Given exercise -> Leave out the pictures and copy everything else below exactly.

**** Data for the task

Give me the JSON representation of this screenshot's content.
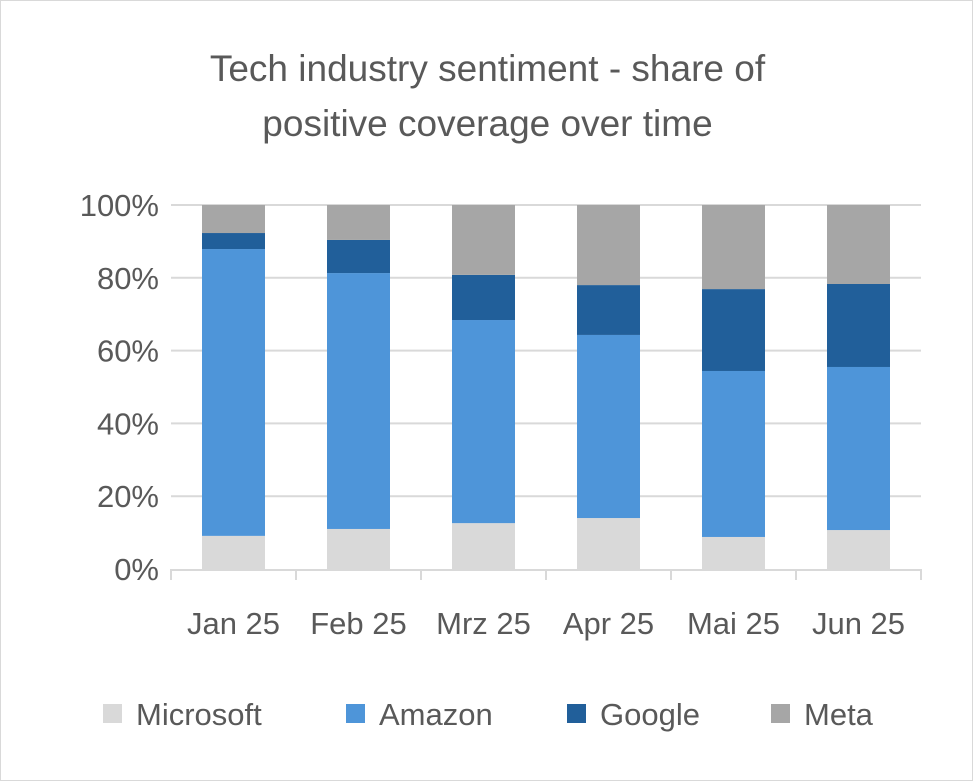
{
  "chart_data": {
    "type": "bar",
    "stacked": "percent",
    "title_lines": [
      "Tech industry sentiment - share of",
      "positive coverage over time"
    ],
    "categories": [
      "Jan 25",
      "Feb 25",
      "Mrz 25",
      "Apr 25",
      "Mai 25",
      "Jun 25"
    ],
    "series": [
      {
        "name": "Microsoft",
        "color": "#d9d9d9",
        "values": [
          9.1,
          11.0,
          12.6,
          14.0,
          8.8,
          10.7
        ]
      },
      {
        "name": "Amazon",
        "color": "#4e95d9",
        "values": [
          78.8,
          70.3,
          55.8,
          50.3,
          45.6,
          44.8
        ]
      },
      {
        "name": "Google",
        "color": "#215f9a",
        "values": [
          4.4,
          9.1,
          12.4,
          13.7,
          22.5,
          22.8
        ]
      },
      {
        "name": "Meta",
        "color": "#a6a6a6",
        "values": [
          7.7,
          9.6,
          19.2,
          22.0,
          23.1,
          21.7
        ]
      }
    ],
    "yticks": [
      "0%",
      "20%",
      "40%",
      "60%",
      "80%",
      "100%"
    ],
    "ylim": [
      0,
      100
    ],
    "grid": true,
    "legend": "bottom",
    "xlabel": "",
    "ylabel": ""
  }
}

********

Result for this task ->
Give me the JSON representation of this screenshot's content.
{
  "chart_data": {
    "type": "bar",
    "stacked": "percent",
    "title_lines": [
      "Tech industry sentiment - share of",
      "positive coverage over time"
    ],
    "categories": [
      "Jan 25",
      "Feb 25",
      "Mrz 25",
      "Apr 25",
      "Mai 25",
      "Jun 25"
    ],
    "series": [
      {
        "name": "Microsoft",
        "color": "#d9d9d9",
        "values": [
          9.1,
          11.0,
          12.6,
          14.0,
          8.8,
          10.7
        ]
      },
      {
        "name": "Amazon",
        "color": "#4e95d9",
        "values": [
          78.8,
          70.3,
          55.8,
          50.3,
          45.6,
          44.8
        ]
      },
      {
        "name": "Google",
        "color": "#215f9a",
        "values": [
          4.4,
          9.1,
          12.4,
          13.7,
          22.5,
          22.8
        ]
      },
      {
        "name": "Meta",
        "color": "#a6a6a6",
        "values": [
          7.7,
          9.6,
          19.2,
          22.0,
          23.1,
          21.7
        ]
      }
    ],
    "yticks": [
      "0%",
      "20%",
      "40%",
      "60%",
      "80%",
      "100%"
    ],
    "ylim": [
      0,
      100
    ],
    "grid": true,
    "legend": "bottom",
    "xlabel": "",
    "ylabel": ""
  }
}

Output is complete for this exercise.